Texto fornecido:
_ _ _ _ _

Não deverá ser hipótese, mas George Russell apontou a suspensão ativa como a solução para o efeito oscilatório que afetou os monolugares nos 3 dias de testes de Barcelona. “Penso que se tivéssemos suspensão ativa, isso poderia ser resolvido facilmente”, disse Russell. “Esta poderia ser uma solução para o futuro. Os carros seriam muito mais rápidos para as mesmas superfícies aerodinâmicas, porque seria possível otimizar as alturas ao solo para cada curva e otimizar para a reta para a menor quantidade de arrasto”, disse o piloto da Mercedes sobre este tema.
Damon Hill, antigo piloto e campeão do mundo de Fórmula 1, concorda com a sugestão de George Russell. “Ele tem toda a razão. O brilhante sobre a suspensão ativa era que se podia controlar muito melhor a altura do carro”, disse Hill no podcast da F1 Nation. O agora comentador televisivo, acrescentou que “Não tínhamos os túneis que há agora no carro de 2022, tínhamos um fundo plano. Ainda se podia gerar força descendente a partir daí, desde que se conseguisse controlar a altura do carro a partir do chão. Molas normais e amortecedores têm dificuldade, porque são passivos”.

_ _ _ _ _

Excertos dos registos:
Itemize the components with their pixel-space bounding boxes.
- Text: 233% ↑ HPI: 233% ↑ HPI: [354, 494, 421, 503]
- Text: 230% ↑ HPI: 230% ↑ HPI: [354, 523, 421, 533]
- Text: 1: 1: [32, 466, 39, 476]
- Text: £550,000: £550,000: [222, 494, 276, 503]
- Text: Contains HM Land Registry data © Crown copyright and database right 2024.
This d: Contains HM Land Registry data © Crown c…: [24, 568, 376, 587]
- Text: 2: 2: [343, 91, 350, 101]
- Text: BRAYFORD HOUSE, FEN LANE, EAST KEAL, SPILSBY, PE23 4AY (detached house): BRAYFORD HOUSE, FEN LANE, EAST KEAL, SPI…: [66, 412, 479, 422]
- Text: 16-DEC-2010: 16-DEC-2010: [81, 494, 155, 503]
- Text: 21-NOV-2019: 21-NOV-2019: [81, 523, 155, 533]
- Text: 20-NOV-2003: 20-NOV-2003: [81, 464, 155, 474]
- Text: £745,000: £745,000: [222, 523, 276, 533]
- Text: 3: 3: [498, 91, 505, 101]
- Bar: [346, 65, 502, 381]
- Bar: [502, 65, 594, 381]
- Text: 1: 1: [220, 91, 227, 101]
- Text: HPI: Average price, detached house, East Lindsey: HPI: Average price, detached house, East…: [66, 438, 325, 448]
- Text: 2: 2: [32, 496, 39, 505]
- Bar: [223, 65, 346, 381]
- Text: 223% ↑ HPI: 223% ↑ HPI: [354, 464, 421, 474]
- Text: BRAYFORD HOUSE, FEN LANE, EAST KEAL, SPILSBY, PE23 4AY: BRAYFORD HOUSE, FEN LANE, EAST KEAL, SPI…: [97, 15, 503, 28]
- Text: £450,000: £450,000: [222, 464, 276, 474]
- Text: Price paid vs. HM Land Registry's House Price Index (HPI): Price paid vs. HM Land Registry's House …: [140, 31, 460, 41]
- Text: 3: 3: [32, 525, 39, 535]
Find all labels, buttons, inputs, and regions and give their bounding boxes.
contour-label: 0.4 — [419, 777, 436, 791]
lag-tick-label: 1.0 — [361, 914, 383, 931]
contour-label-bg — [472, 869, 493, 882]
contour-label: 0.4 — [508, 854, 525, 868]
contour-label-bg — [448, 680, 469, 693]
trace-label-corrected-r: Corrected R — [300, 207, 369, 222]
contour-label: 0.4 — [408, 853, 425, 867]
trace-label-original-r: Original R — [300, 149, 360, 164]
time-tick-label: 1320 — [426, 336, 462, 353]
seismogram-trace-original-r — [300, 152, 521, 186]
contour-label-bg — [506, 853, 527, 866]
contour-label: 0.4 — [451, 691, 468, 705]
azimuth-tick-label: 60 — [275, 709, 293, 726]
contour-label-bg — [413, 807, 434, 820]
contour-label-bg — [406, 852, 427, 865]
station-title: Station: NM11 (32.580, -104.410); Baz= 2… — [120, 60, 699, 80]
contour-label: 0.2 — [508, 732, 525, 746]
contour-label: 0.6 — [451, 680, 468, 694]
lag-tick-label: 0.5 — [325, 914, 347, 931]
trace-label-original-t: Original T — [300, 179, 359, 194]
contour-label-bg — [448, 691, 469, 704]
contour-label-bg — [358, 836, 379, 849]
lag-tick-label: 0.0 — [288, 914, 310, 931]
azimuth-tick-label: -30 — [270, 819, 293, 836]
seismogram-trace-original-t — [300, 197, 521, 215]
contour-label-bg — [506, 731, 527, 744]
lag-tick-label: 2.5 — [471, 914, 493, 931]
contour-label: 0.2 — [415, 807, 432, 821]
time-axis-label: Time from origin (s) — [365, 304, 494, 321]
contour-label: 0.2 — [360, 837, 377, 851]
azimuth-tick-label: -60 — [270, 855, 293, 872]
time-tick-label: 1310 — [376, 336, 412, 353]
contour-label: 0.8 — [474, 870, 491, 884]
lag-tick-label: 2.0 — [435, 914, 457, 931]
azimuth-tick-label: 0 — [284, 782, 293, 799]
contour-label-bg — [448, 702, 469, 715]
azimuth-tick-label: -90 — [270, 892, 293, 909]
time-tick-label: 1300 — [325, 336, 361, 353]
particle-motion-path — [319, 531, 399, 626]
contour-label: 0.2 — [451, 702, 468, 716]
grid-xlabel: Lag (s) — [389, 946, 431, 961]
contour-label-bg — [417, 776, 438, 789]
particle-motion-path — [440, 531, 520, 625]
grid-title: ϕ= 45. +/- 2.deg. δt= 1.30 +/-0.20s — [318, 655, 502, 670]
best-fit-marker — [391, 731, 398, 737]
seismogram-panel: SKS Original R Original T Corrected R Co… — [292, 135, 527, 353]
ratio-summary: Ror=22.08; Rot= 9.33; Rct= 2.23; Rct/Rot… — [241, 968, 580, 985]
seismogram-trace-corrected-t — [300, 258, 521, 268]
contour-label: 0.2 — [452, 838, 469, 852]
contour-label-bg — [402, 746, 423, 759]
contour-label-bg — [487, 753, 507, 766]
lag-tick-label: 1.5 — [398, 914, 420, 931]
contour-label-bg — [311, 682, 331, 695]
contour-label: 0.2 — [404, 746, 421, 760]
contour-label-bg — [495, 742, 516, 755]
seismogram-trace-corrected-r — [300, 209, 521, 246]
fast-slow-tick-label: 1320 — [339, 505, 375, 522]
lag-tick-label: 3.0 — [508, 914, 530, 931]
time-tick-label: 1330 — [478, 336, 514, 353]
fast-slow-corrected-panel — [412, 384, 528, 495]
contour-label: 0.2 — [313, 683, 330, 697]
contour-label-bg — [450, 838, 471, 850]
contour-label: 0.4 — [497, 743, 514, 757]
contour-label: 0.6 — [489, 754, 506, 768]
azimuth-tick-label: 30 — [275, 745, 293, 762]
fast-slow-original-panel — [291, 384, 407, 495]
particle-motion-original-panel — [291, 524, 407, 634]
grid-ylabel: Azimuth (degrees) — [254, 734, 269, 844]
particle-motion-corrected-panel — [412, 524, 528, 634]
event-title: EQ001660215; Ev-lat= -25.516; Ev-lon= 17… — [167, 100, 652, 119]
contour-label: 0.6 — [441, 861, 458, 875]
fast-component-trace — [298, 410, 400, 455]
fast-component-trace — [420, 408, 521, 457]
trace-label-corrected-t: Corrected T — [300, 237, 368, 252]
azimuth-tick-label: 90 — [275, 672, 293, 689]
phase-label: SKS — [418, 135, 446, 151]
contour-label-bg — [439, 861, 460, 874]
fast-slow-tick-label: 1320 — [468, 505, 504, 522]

_ _ _ _ _

Lista de tarefas:
(1) No texto sobre a suspensão ativa, em que podcast falou Damon Hill?
(2) Escreva a continuação do texto sobre a suspensão ativa, começando logo depois da última frase.
Não é preciso consultar os registos.

Respostas:
(1) No podcast da F1 Nation.

(2)
A suspensão ativa foi proibida na Fórmula 1 em 1994, com base no custo de desenvolvimento e não foi reintroduzido no regulamento técnico deste ano, por isso deverá ser muito difícil voltarmos a ver esta opção, por isso as equipas terão de encontrar outras soluções para o efeito oscilatório, que era expectável que surgisse, como deixou claro Ross Brawn. “Estou um pouco surpreendido por alguns deles terem sido apanhados de surpresa, porque pensei que teriam antecipado isso no túnel de vento, mas pode-se ver na pista que alguns já minimizaram o efeito, por isso há soluções”, explicou o responsável da Fórmula 1.